====== PAGE EXCERPT ======

Tuesday we had lunch with Tuesday on the side of a road, right by a cemetery, just outside of Lewisville, Texas.
Yes, that's right, but before somebody suggests that a man in a white coat be sent for, let us explain that we were visiting the "Route 66" company which was shooting there, with Tuesday Weld as one of the guest stars.
Also on hand were the series' regular stars, George Maharis and Martin Milner; Cloris Leachman, who also guest stars in this segment; James Sheldon, the director, and the great crew which travels with the 66'ers.
Between bites of hearty beef stew and carrot and pineapple salad (all low calorie, Doctor) we chatted with the members of the troupe.
Marty Milner had just flown in from California where he had rushed to be with his wife when their third child arrived prematurely. The new arrival, a son who has been named Stuart, joins two older sisters. Milner said he hated to hurry back to work here, but then again he was escaping some of the hardships of the family moving into a new home.

====== EXCERPTED DATA ======

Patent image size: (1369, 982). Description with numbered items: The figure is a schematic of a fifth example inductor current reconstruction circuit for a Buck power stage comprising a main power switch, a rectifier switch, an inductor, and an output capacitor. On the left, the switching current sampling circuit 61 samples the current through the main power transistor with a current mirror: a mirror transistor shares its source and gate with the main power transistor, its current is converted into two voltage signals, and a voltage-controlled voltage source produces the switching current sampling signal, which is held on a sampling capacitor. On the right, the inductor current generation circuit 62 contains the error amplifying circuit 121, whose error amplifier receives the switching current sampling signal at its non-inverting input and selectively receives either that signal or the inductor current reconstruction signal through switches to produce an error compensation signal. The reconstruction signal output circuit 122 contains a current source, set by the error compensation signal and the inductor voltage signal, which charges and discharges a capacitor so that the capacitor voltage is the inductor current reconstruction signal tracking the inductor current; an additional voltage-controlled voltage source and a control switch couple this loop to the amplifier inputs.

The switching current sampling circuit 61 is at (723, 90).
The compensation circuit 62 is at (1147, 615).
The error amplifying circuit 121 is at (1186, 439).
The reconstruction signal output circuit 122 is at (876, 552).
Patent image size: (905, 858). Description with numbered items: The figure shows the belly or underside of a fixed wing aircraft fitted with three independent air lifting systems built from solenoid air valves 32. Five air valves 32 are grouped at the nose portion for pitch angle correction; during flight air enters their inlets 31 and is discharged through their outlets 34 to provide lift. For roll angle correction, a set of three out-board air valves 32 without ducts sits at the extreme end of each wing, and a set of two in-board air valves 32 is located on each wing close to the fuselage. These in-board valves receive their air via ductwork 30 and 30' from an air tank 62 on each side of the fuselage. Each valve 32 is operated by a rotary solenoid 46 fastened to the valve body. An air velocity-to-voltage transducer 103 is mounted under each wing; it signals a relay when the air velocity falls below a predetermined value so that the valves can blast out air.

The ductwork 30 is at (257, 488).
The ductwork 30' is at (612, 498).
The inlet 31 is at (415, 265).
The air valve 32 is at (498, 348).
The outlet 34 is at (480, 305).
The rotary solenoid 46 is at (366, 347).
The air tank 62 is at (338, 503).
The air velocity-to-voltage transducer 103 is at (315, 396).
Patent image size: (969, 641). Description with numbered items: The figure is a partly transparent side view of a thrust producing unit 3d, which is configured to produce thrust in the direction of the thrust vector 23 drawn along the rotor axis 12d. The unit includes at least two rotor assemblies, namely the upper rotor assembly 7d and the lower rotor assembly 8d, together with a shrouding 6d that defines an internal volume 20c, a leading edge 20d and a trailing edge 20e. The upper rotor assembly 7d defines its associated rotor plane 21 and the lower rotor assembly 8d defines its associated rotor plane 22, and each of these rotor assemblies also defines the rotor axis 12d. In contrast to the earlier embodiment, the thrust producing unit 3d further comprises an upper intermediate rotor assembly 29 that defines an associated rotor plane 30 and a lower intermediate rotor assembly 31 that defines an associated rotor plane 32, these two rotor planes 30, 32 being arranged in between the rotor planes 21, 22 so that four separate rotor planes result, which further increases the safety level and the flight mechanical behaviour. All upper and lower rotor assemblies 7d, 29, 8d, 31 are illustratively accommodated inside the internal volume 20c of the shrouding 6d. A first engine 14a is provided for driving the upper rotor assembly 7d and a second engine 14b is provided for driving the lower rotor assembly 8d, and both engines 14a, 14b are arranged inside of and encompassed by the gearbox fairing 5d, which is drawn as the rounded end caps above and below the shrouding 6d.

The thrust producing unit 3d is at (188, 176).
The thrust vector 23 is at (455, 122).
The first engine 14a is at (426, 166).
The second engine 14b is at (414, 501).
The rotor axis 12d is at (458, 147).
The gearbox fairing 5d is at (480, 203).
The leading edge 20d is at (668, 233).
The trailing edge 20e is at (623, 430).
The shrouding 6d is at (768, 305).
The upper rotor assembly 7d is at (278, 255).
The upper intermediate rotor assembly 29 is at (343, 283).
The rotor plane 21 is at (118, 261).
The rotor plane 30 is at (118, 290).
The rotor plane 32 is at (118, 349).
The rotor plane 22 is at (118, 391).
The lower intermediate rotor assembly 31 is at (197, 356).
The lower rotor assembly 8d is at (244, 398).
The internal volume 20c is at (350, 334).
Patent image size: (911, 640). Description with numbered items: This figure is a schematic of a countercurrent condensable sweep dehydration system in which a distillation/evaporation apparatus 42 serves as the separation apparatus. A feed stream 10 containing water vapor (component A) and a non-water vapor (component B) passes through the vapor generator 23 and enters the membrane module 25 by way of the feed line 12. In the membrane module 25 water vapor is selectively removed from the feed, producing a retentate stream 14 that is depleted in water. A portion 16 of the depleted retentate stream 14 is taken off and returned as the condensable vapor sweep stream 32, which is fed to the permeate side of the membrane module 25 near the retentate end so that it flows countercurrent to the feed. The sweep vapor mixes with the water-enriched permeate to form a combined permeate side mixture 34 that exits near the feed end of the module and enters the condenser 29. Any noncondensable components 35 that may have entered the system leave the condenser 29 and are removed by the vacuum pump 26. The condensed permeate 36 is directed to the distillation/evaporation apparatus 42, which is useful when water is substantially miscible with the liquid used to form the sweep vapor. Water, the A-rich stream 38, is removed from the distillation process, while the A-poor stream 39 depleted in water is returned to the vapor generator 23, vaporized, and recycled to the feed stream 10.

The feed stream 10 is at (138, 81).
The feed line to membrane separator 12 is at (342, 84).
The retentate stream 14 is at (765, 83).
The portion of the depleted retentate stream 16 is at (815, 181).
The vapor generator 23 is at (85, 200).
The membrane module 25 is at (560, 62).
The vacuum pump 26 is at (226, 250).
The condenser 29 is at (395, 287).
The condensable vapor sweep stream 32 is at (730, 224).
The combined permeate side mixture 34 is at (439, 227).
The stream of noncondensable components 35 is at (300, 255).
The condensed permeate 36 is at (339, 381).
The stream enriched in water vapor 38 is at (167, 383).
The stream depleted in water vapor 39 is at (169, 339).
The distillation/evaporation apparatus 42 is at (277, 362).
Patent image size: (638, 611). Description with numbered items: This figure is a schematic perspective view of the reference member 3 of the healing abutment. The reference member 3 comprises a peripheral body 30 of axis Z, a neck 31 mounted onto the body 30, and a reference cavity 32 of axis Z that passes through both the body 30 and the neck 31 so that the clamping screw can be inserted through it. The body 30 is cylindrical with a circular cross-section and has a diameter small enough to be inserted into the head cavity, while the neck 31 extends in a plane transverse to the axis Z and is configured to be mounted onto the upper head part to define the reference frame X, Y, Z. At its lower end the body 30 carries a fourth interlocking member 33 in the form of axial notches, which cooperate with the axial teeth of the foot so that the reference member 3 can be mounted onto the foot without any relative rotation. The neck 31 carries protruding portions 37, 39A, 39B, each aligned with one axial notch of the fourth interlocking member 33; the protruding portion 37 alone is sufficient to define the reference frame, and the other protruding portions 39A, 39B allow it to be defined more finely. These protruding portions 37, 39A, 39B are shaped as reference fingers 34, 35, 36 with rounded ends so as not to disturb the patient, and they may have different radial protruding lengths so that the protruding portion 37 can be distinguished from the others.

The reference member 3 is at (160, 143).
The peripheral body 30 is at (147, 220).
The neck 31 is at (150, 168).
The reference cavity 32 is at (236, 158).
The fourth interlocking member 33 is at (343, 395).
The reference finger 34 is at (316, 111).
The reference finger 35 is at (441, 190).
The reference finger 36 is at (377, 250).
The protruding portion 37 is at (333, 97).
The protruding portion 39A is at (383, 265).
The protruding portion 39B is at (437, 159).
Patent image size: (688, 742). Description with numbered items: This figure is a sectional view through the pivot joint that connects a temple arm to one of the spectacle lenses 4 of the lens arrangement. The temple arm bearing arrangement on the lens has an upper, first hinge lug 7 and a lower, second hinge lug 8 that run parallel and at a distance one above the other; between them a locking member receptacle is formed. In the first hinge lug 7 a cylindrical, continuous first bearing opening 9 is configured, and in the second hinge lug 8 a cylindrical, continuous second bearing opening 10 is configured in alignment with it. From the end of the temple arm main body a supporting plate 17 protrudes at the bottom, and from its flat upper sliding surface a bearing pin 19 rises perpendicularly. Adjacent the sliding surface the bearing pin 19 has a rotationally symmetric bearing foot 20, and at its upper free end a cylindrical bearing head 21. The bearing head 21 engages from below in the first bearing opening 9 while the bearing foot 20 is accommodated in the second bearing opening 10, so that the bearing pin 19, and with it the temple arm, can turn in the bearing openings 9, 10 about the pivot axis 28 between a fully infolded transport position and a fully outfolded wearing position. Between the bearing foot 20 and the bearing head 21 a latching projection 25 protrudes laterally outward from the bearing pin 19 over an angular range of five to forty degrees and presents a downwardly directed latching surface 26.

======

- [ACTIONS TO TAKE]
[1] In the account of the "Route 66" location visit, what name was given to Marty Milner's newborn son?
[2] Extend the account of the "Route 66" location visit, picking up after its final sentence.

- [ANSWER LIST]
[1] He was named Stuart.

[2]
The handsome bachelor, Maharis, who started out as a singer, has a new single recording coming out this Friday. On the Epic label, he sings "Teach Me Tonight" with "When the Lights Go Down" on the flip side.
George, who also has a new Epic album coming out next month, "George Maharis Sings", told us that these discs were 10 years in the making. Before he started acting and hit big in "66," he sang, but on bad advice and poor musical coaching he almost ruined his voice. He had to remain absolutely silent for three weeks once, and also took vocal therapy. He still does exercises to keep the vocal chords in shape.
Miss Weld, with long blonde hair flying in the Texas breeze, told us that she gets restless and bored when she isn't working. Once she put on a dark wig, applied for, and got a job in a small restaurant in Los Angeles. She says she worked there two months or so and nobody, including the owners, ever recognized her.
She says she would like to travel, also get into other lines of work, but at 18 she feels she has lots of time.
Miss Leachman, who is the wife of producer-director George Englund, is just back from Thailand where her husband is now shooting "The Ugly American" with Marlon Brando.
She has "orders" to get something "real Texas" for her three small sons, Adam, 8; Bryan, 6 and Georgie, 4.
One of the fine young actresses who appear frequently on our TV screens, she recently guest-starred in "The Man in the Middle," an "Untouchables" segment with Martin Balsam. And she made the pilot for "Joe and Josie" with Mort Sahl. This is a comedy, very funny she says, with Mort as a taxi driver and herself as his wife. It's due on ABC this fall.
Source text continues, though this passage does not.